(Stored items)
__________

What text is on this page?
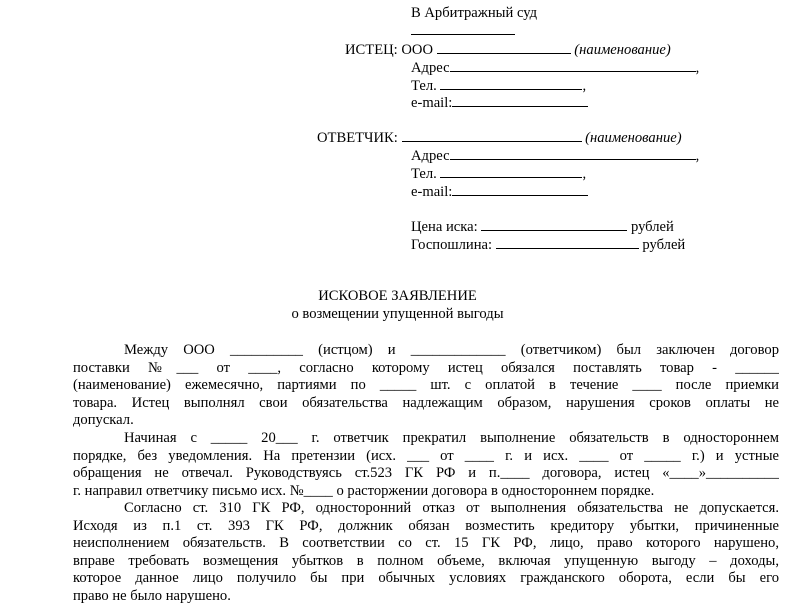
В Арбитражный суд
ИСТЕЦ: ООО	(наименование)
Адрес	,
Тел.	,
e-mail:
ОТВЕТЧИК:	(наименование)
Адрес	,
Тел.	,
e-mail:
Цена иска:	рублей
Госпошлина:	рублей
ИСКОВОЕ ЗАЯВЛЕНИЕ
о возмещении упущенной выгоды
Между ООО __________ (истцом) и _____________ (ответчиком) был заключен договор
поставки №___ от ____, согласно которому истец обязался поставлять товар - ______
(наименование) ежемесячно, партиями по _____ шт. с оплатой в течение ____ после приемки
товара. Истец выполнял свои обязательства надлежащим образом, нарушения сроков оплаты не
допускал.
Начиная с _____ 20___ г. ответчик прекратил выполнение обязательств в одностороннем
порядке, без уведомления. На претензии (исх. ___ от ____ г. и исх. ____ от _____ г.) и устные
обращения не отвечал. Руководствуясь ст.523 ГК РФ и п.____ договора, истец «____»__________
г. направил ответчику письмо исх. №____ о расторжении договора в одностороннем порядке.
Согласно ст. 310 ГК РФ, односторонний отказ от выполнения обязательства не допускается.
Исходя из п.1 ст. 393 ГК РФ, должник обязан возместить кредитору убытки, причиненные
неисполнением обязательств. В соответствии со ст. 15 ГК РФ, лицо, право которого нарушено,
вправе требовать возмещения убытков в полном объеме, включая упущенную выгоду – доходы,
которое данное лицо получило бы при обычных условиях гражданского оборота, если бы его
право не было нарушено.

__________

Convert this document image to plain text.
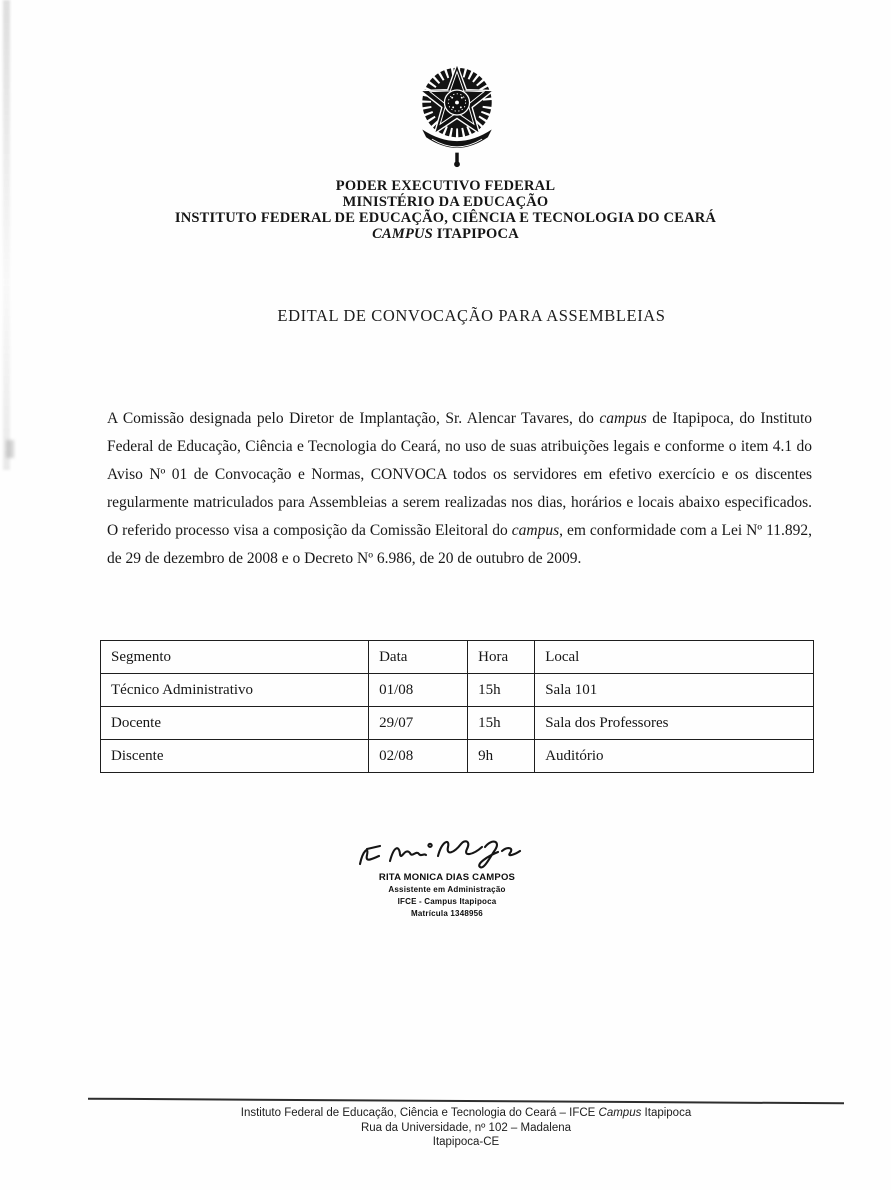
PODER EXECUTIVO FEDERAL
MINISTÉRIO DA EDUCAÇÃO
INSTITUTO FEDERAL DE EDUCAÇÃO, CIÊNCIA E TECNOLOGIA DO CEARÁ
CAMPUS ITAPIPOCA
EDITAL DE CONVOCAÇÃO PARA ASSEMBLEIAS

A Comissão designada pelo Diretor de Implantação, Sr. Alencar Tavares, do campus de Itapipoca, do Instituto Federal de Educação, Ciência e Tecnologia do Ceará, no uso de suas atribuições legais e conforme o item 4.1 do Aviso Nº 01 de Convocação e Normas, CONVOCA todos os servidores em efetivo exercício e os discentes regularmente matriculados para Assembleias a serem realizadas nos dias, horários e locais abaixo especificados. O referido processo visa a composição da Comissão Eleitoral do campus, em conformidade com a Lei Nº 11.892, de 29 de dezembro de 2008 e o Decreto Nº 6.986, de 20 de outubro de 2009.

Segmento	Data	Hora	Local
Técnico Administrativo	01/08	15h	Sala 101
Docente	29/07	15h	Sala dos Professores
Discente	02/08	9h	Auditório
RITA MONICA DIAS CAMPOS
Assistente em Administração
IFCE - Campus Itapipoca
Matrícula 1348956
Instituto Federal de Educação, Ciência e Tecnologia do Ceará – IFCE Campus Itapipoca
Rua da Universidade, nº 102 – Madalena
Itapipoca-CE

__________

#### REQUIREMENTS
Go through the lines above. Select every one that has the string "обязательства".

#### WRITTEN RESPONSE
товара. Истец выполнял свои обязательства надлежащим образом, нарушения сроков оплаты не
Согласно ст. 310 ГК РФ, односторонний отказ от выполнения обязательства не допускается.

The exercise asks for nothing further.